┏━━

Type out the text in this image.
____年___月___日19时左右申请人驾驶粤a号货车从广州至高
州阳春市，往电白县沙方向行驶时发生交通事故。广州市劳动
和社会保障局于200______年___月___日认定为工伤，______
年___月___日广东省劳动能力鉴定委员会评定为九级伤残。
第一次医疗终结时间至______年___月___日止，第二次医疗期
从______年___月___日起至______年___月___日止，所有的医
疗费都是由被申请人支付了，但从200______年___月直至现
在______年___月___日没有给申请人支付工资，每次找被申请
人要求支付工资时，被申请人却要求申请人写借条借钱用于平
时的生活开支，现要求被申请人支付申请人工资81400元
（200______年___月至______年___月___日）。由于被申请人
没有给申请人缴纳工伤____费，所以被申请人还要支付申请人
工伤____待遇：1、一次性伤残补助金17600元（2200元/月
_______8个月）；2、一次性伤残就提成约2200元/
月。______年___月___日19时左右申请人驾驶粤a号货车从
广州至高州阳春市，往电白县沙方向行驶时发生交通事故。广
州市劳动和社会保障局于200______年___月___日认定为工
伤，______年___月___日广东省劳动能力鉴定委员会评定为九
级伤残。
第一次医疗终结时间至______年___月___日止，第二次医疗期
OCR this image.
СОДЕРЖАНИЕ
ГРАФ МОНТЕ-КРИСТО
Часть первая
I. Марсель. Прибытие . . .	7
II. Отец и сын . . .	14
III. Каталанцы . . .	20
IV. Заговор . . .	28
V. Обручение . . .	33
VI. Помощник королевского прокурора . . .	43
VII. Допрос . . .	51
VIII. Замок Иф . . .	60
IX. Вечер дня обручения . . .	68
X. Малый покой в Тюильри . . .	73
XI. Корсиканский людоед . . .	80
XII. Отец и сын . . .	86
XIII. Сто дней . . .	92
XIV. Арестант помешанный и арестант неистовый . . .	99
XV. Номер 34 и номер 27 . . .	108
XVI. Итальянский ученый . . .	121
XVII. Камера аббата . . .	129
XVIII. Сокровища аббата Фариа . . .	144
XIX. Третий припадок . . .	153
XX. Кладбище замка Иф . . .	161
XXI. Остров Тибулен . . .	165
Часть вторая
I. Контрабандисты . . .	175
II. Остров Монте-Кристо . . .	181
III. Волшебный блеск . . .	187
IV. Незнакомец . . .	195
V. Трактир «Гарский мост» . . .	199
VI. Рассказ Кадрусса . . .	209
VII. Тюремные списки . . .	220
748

┗━━

Given instruction
Each entry must be reproduced verbatim.

Output for this exercise
Type out the text in this image.
____年___月___日19时左右申请人驾驶粤a号货车从广州至高
州阳春市，往电白县沙方向行驶时发生交通事故。广州市劳动
和社会保障局于200______年___月___日认定为工伤，______
年___月___日广东省劳动能力鉴定委员会评定为九级伤残。
第一次医疗终结时间至______年___月___日止，第二次医疗期
从______年___月___日起至______年___月___日止，所有的医
疗费都是由被申请人支付了，但从200______年___月直至现
在______年___月___日没有给申请人支付工资，每次找被申请
人要求支付工资时，被申请人却要求申请人写借条借钱用于平
时的生活开支，现要求被申请人支付申请人工资81400元
（200______年___月至______年___月___日）。由于被申请人
没有给申请人缴纳工伤____费，所以被申请人还要支付申请人
工伤____待遇：1、一次性伤残补助金17600元（2200元/月
_______8个月）；2、一次性伤残就提成约2200元/
月。______年___月___日19时左右申请人驾驶粤a号货车从
广州至高州阳春市，往电白县沙方向行驶时发生交通事故。广
州市劳动和社会保障局于200______年___月___日认定为工
伤，______年___月___日广东省劳动能力鉴定委员会评定为九
级伤残。
第一次医疗终结时间至______年___月___日止，第二次医疗期
OCR this image.
СОДЕРЖАНИЕ
ГРАФ МОНТЕ-КРИСТО
Часть первая
I. Марсель. Прибытие . . .	7
II. Отец и сын . . .	14
III. Каталанцы . . .	20
IV. Заговор . . .	28
V. Обручение . . .	33
VI. Помощник королевского прокурора . . .	43
VII. Допрос . . .	51
VIII. Замок Иф . . .	60
IX. Вечер дня обручения . . .	68
X. Малый покой в Тюильри . . .	73
XI. Корсиканский людоед . . .	80
XII. Отец и сын . . .	86
XIII. Сто дней . . .	92
XIV. Арестант помешанный и арестант неистовый . . .	99
XV. Номер 34 и номер 27 . . .	108
XVI. Итальянский ученый . . .	121
XVII. Камера аббата . . .	129
XVIII. Сокровища аббата Фариа . . .	144
XIX. Третий припадок . . .	153
XX. Кладбище замка Иф . . .	161
XXI. Остров Тибулен . . .	165
Часть вторая
I. Контрабандисты . . .	175
II. Остров Монте-Кристо . . .	181
III. Волшебный блеск . . .	187
IV. Незнакомец . . .	195
V. Трактир «Гарский мост» . . .	199
VI. Рассказ Кадрусса . . .	209
VII. Тюремные списки . . .	220
748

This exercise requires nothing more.